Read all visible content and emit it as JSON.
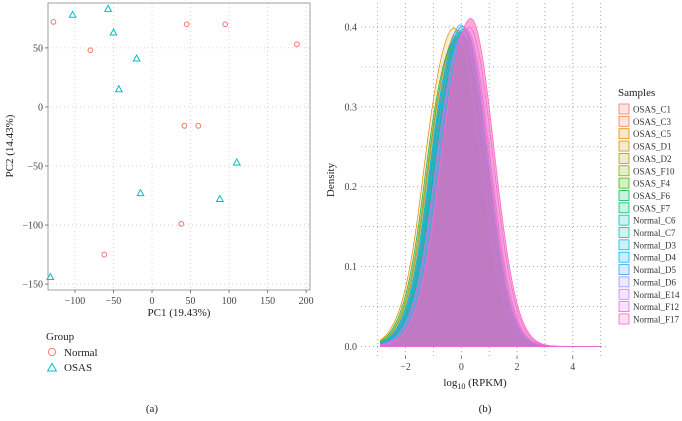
{
  "chart_data": [
    {
      "type": "scatter",
      "panel_label": "(a)",
      "xlabel": "PC1 (19.43%)",
      "ylabel": "PC2 (14.43%)",
      "xlim": [
        -135,
        205
      ],
      "ylim": [
        -155,
        88
      ],
      "xticks": [
        -100,
        -50,
        0,
        50,
        100,
        150,
        200
      ],
      "xtick_labels": [
        "−100",
        "−50",
        "0",
        "50",
        "100",
        "150",
        "200"
      ],
      "yticks": [
        -150,
        -100,
        -50,
        0,
        50
      ],
      "ytick_labels": [
        "−150",
        "−100",
        "−50",
        "0",
        "50"
      ],
      "grid": true,
      "legend_title": "Group",
      "legend_position": "bottom-left",
      "series": [
        {
          "name": "Normal",
          "marker": "circle",
          "color": "#F8766D",
          "points": [
            [
              -128,
              72
            ],
            [
              -80,
              48
            ],
            [
              45,
              70
            ],
            [
              95,
              70
            ],
            [
              188,
              53
            ],
            [
              42,
              -16
            ],
            [
              60,
              -16
            ],
            [
              38,
              -99
            ],
            [
              -62,
              -125
            ]
          ]
        },
        {
          "name": "OSAS",
          "marker": "triangle",
          "color": "#00BFC4",
          "points": [
            [
              -103,
              78
            ],
            [
              -57,
              83
            ],
            [
              -50,
              63
            ],
            [
              -20,
              41
            ],
            [
              -43,
              15
            ],
            [
              110,
              -47
            ],
            [
              -15,
              -73
            ],
            [
              88,
              -78
            ],
            [
              -132,
              -144
            ]
          ]
        }
      ]
    },
    {
      "type": "area",
      "panel_label": "(b)",
      "xlabel_main": "log",
      "xlabel_sub": "10",
      "xlabel_rest": " (RPKM)",
      "ylabel": "Density",
      "xlim": [
        -3.6,
        5.3
      ],
      "ylim": [
        -0.012,
        0.43
      ],
      "xticks": [
        -2,
        0,
        2,
        4
      ],
      "xtick_labels": [
        "−2",
        "0",
        "2",
        "4"
      ],
      "yticks": [
        0.0,
        0.1,
        0.2,
        0.3,
        0.4
      ],
      "ytick_labels": [
        "0.0",
        "0.1",
        "0.2",
        "0.3",
        "0.4"
      ],
      "grid": true,
      "legend_title": "Samples",
      "legend_position": "right",
      "series": [
        {
          "name": "OSAS_C1",
          "color": "#F8766D",
          "mu": 0.0,
          "peak": 0.392
        },
        {
          "name": "OSAS_C3",
          "color": "#EE8044",
          "mu": -0.1,
          "peak": 0.395
        },
        {
          "name": "OSAS_C5",
          "color": "#DE8C00",
          "mu": -0.25,
          "peak": 0.398
        },
        {
          "name": "OSAS_D1",
          "color": "#C49A00",
          "mu": -0.15,
          "peak": 0.385
        },
        {
          "name": "OSAS_D2",
          "color": "#A3A500",
          "mu": 0.05,
          "peak": 0.38
        },
        {
          "name": "OSAS_F10",
          "color": "#7CAE00",
          "mu": -0.05,
          "peak": 0.39
        },
        {
          "name": "OSAS_F4",
          "color": "#39B600",
          "mu": 0.1,
          "peak": 0.386
        },
        {
          "name": "OSAS_F6",
          "color": "#00BB4E",
          "mu": -0.2,
          "peak": 0.383
        },
        {
          "name": "OSAS_F7",
          "color": "#00BF7D",
          "mu": 0.0,
          "peak": 0.388
        },
        {
          "name": "Normal_C6",
          "color": "#00C1A3",
          "mu": 0.15,
          "peak": 0.395
        },
        {
          "name": "Normal_C7",
          "color": "#00BFC4",
          "mu": 0.05,
          "peak": 0.4
        },
        {
          "name": "Normal_D3",
          "color": "#00BAE0",
          "mu": -0.05,
          "peak": 0.393
        },
        {
          "name": "Normal_D4",
          "color": "#00B0F6",
          "mu": 0.1,
          "peak": 0.397
        },
        {
          "name": "Normal_D5",
          "color": "#35A2FF",
          "mu": 0.0,
          "peak": 0.402
        },
        {
          "name": "Normal_D6",
          "color": "#9590FF",
          "mu": 0.2,
          "peak": 0.396
        },
        {
          "name": "Normal_E14",
          "color": "#C77CFF",
          "mu": 0.3,
          "peak": 0.399
        },
        {
          "name": "Normal_F12",
          "color": "#E76BF3",
          "mu": 0.15,
          "peak": 0.394
        },
        {
          "name": "Normal_F17",
          "color": "#FF62BC",
          "mu": 0.35,
          "peak": 0.41
        }
      ]
    }
  ]
}
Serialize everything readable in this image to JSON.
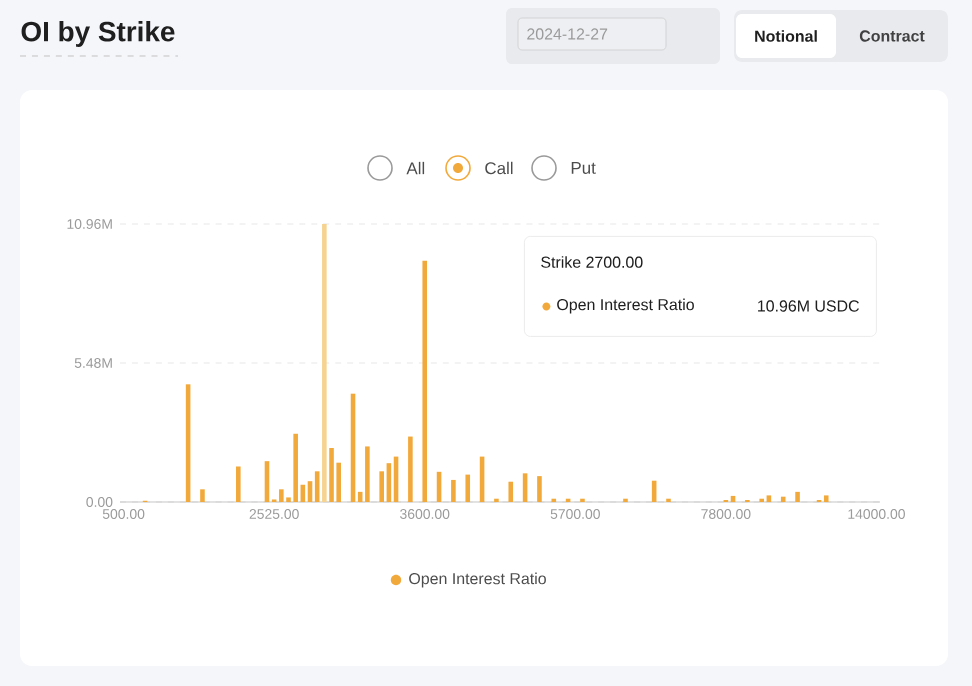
{
  "chart_data": {
    "type": "bar",
    "title": "OI by Strike",
    "categories": [
      "500.00",
      null,
      null,
      null,
      null,
      null,
      null,
      null,
      null,
      null,
      null,
      null,
      null,
      null,
      null,
      null,
      null,
      null,
      null,
      null,
      null,
      "2525.00",
      null,
      null,
      null,
      null,
      null,
      null,
      null,
      null,
      null,
      null,
      null,
      null,
      null,
      null,
      null,
      null,
      null,
      null,
      null,
      null,
      "3600.00",
      null,
      null,
      null,
      null,
      null,
      null,
      null,
      null,
      null,
      null,
      null,
      null,
      null,
      null,
      null,
      null,
      null,
      null,
      null,
      null,
      "5700.00",
      null,
      null,
      null,
      null,
      null,
      null,
      null,
      null,
      null,
      null,
      null,
      null,
      null,
      null,
      null,
      null,
      null,
      null,
      null,
      null,
      "7800.00",
      null,
      null,
      null,
      null,
      null,
      null,
      null,
      null,
      null,
      null,
      null,
      null,
      null,
      null,
      null,
      null,
      null,
      null,
      null,
      null,
      "14000.00"
    ],
    "series": [
      {
        "name": "Open Interest Ratio",
        "color": "#f2a93b",
        "values": [
          null,
          null,
          null,
          0.05,
          null,
          null,
          null,
          null,
          null,
          4.64,
          null,
          0.5,
          null,
          null,
          null,
          null,
          1.4,
          null,
          null,
          null,
          1.61,
          0.1,
          0.5,
          0.18,
          2.69,
          0.68,
          0.82,
          1.21,
          10.96,
          2.13,
          1.55,
          null,
          4.27,
          0.4,
          2.19,
          null,
          1.21,
          1.53,
          1.79,
          null,
          2.58,
          null,
          9.51,
          null,
          1.19,
          null,
          0.87,
          null,
          1.08,
          null,
          1.79,
          null,
          0.13,
          null,
          0.8,
          null,
          1.13,
          null,
          1.02,
          null,
          0.13,
          null,
          0.13,
          null,
          0.13,
          null,
          null,
          null,
          null,
          null,
          0.13,
          null,
          null,
          null,
          0.84,
          null,
          0.13,
          null,
          null,
          null,
          null,
          null,
          null,
          null,
          0.08,
          0.24,
          null,
          0.08,
          null,
          0.13,
          0.26,
          null,
          0.21,
          null,
          0.4,
          null,
          null,
          0.08,
          0.26,
          null,
          null,
          null,
          null,
          null,
          null,
          null
        ],
        "colors": [
          "#f2a93b",
          "#f2a93b",
          "#f2a93b",
          "#f2a93b",
          "#f2a93b",
          "#f2a93b",
          "#f2a93b",
          "#f2a93b",
          "#f2a93b",
          "#f2a93b",
          "#f2a93b",
          "#f2a93b",
          "#f2a93b",
          "#f2a93b",
          "#f2a93b",
          "#f2a93b",
          "#f2a93b",
          "#f2a93b",
          "#f2a93b",
          "#f2a93b",
          "#f2a93b",
          "#f2a93b",
          "#f2a93b",
          "#f2a93b",
          "#f2a93b",
          "#f2a93b",
          "#f2a93b",
          "#f2a93b",
          "#f6d48f",
          "#f2a93b",
          "#f2a93b",
          "#f2a93b",
          "#f2a93b",
          "#f2a93b",
          "#f2a93b",
          "#f2a93b",
          "#f2a93b",
          "#f2a93b",
          "#f2a93b",
          "#f2a93b",
          "#f2a93b",
          "#f2a93b",
          "#f2a93b",
          "#f2a93b",
          "#f2a93b",
          "#f2a93b",
          "#f2a93b",
          "#f2a93b",
          "#f2a93b",
          "#f2a93b",
          "#f2a93b",
          "#f2a93b",
          "#f2a93b",
          "#f2a93b",
          "#f2a93b",
          "#f2a93b",
          "#f2a93b",
          "#f2a93b",
          "#f2a93b",
          "#f2a93b",
          "#f2a93b",
          "#f2a93b",
          "#f2a93b",
          "#f2a93b",
          "#f2a93b",
          "#f2a93b",
          "#f2a93b",
          "#f2a93b",
          "#f2a93b",
          "#f2a93b",
          "#f2a93b",
          "#f2a93b",
          "#f2a93b",
          "#f2a93b",
          "#f2a93b",
          "#f2a93b",
          "#f2a93b",
          "#f2a93b",
          "#f2a93b",
          "#f2a93b",
          "#f2a93b",
          "#f2a93b",
          "#f2a93b",
          "#f2a93b",
          "#f2a93b",
          "#f2a93b",
          "#f2a93b",
          "#f2a93b",
          "#f2a93b",
          "#f2a93b",
          "#f2a93b",
          "#f2a93b",
          "#f2a93b",
          "#f2a93b",
          "#f2a93b",
          "#f2a93b",
          "#f2a93b",
          "#f2a93b",
          "#f2a93b",
          "#f2a93b",
          "#f2a93b",
          "#f2a93b",
          "#f2a93b",
          "#f2a93b",
          "#f2a93b",
          "#f2a93b"
        ]
      }
    ],
    "ylim": [
      0,
      10.96
    ],
    "yticks": [
      {
        "value": 0,
        "label": "0.00"
      },
      {
        "value": 5.48,
        "label": "5.48M"
      },
      {
        "value": 10.96,
        "label": "10.96M"
      }
    ],
    "grid": "y",
    "legend": "bottom",
    "annotations": [
      "2024-12-27",
      "Notional",
      "Contract",
      "All",
      "Call",
      "Put",
      "Strike 2700.00",
      "Open Interest Ratio",
      "10.96M USDC"
    ]
  }
}
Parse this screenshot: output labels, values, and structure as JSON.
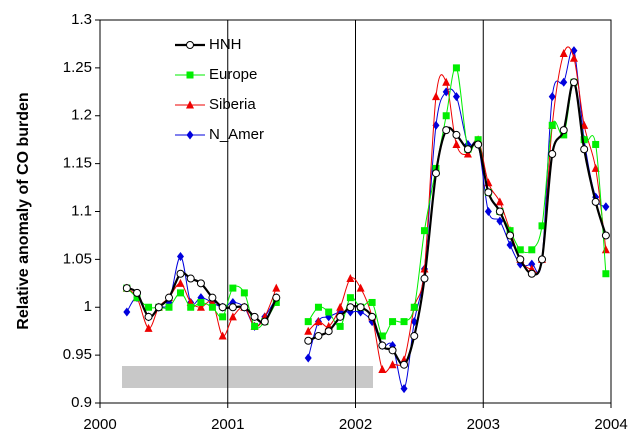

☆ ☆ ☆ ☆

▶ [Objective]:
Search the listing above for the string "bottom". Copy every line that contains it.

▶ [Task answer]:
      "legend_position": "bottom-left",
    "legend": "bottom",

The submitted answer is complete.